- [What you have to do] Transcribe every entry word for word, leaving out all images.

- [Collected data entries]

=======

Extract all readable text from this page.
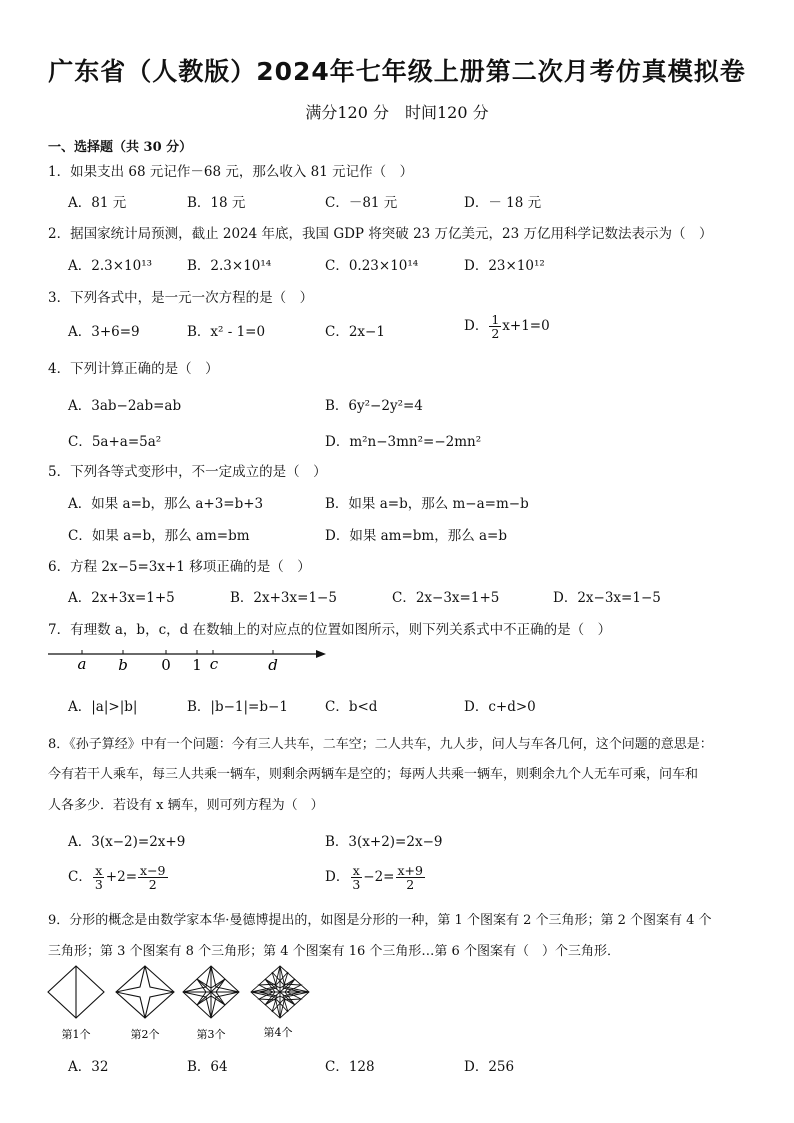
广东省（人教版）2024年七年级上册第二次月考仿真模拟卷
满分120 分　时间120 分
一、选择题（共 30 分）
1．如果支出 68 元记作－68 元，那么收入 81 元记作（　）
A．81 元	B．18 元	C．－81 元	D．－ 18 元
2．据国家统计局预测，截止 2024 年底，我国 GDP 将突破 23 万亿美元，23 万亿用科学记数法表示为（　）
A．2.3×10¹³	B．2.3×10¹⁴	C．0.23×10¹⁴	D．23×10¹²
3．下列各式中，是一元一次方程的是（　）
A．3+6=9	B．x² - 1=0	C．2x−1	D． $\frac{1}{2} x+1=0$
4．下列计算正确的是（　）
A．3ab−2ab=ab	B．6y²−2y²=4
C．5a+a=5a²	D．m²n−3mn²=−2mn²
5．下列各等式变形中，不一定成立的是（　）
A．如果 a=b，那么 a+3=b+3	B．如果 a=b，那么 m−a=m−b
C．如果 a=b，那么 am=bm	D．如果 am=bm，那么 a=b
6．方程 2x−5=3x+1 移项正确的是（　）
A．2x+3x=1+5	B．2x+3x=1−5	C．2x−3x=1+5	D．2x−3x=1−5
7．有理数 a，b，c，d 在数轴上的对应点的位置如图所示，则下列关系式中不正确的是（　）
a b 0 1 c	d
A．|a|>|b|	B．|b−1|=b−1	C．b<d	D．c+d>0
8．《孙子算经》中有一个问题：今有三人共车，二车空；二人共车，九人步，问人与车各几何，这个问题的意思是：
今有若干人乘车，每三人共乘一辆车，则剩余两辆车是空的；每两人共乘一辆车，则剩余九个人无车可乘，问车和
人各多少．若设有 x 辆车，则可列方程为（　）
A．3(x−2)=2x+9	B．3(x+2)=2x−9
C． $\frac{x}{3} +2= \frac{x-9}{2}$	D． $\frac{x}{3} -2= \frac{x+9}{2}$
9．分形的概念是由数学家本华·曼德博提出的，如图是分形的一种，第 1 个图案有 2 个三角形；第 2 个图案有 4 个
三角形；第 3 个图案有 8 个三角形；第 4 个图案有 16 个三角形…第 6 个图案有（　）个三角形．
第1个	第2个	第3个	第4个
A．32	B．64	C．128	D．256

=======

- [Expected answer]
Extract all readable text from this page.
广东省（人教版）2024年七年级上册第二次月考仿真模拟卷
满分120 分　时间120 分
一、选择题（共 30 分）
1．如果支出 68 元记作－68 元，那么收入 81 元记作（　）
A．81 元	B．18 元	C．－81 元	D．－ 18 元
2．据国家统计局预测，截止 2024 年底，我国 GDP 将突破 23 万亿美元，23 万亿用科学记数法表示为（　）
A．2.3×10¹³	B．2.3×10¹⁴	C．0.23×10¹⁴	D．23×10¹²
3．下列各式中，是一元一次方程的是（　）
A．3+6=9	B．x² - 1=0	C．2x−1	D． $\frac{1}{2} x+1=0$
4．下列计算正确的是（　）
A．3ab−2ab=ab	B．6y²−2y²=4
C．5a+a=5a²	D．m²n−3mn²=−2mn²
5．下列各等式变形中，不一定成立的是（　）
A．如果 a=b，那么 a+3=b+3	B．如果 a=b，那么 m−a=m−b
C．如果 a=b，那么 am=bm	D．如果 am=bm，那么 a=b
6．方程 2x−5=3x+1 移项正确的是（　）
A．2x+3x=1+5	B．2x+3x=1−5	C．2x−3x=1+5	D．2x−3x=1−5
7．有理数 a，b，c，d 在数轴上的对应点的位置如图所示，则下列关系式中不正确的是（　）
a b 0 1 c	d
A．|a|>|b|	B．|b−1|=b−1	C．b<d	D．c+d>0
8．《孙子算经》中有一个问题：今有三人共车，二车空；二人共车，九人步，问人与车各几何，这个问题的意思是：
今有若干人乘车，每三人共乘一辆车，则剩余两辆车是空的；每两人共乘一辆车，则剩余九个人无车可乘，问车和
人各多少．若设有 x 辆车，则可列方程为（　）
A．3(x−2)=2x+9	B．3(x+2)=2x−9
C． $\frac{x}{3} +2= \frac{x-9}{2}$	D． $\frac{x}{3} -2= \frac{x+9}{2}$
9．分形的概念是由数学家本华·曼德博提出的，如图是分形的一种，第 1 个图案有 2 个三角形；第 2 个图案有 4 个
三角形；第 3 个图案有 8 个三角形；第 4 个图案有 16 个三角形…第 6 个图案有（　）个三角形．
第1个	第2个	第3个	第4个
A．32	B．64	C．128	D．256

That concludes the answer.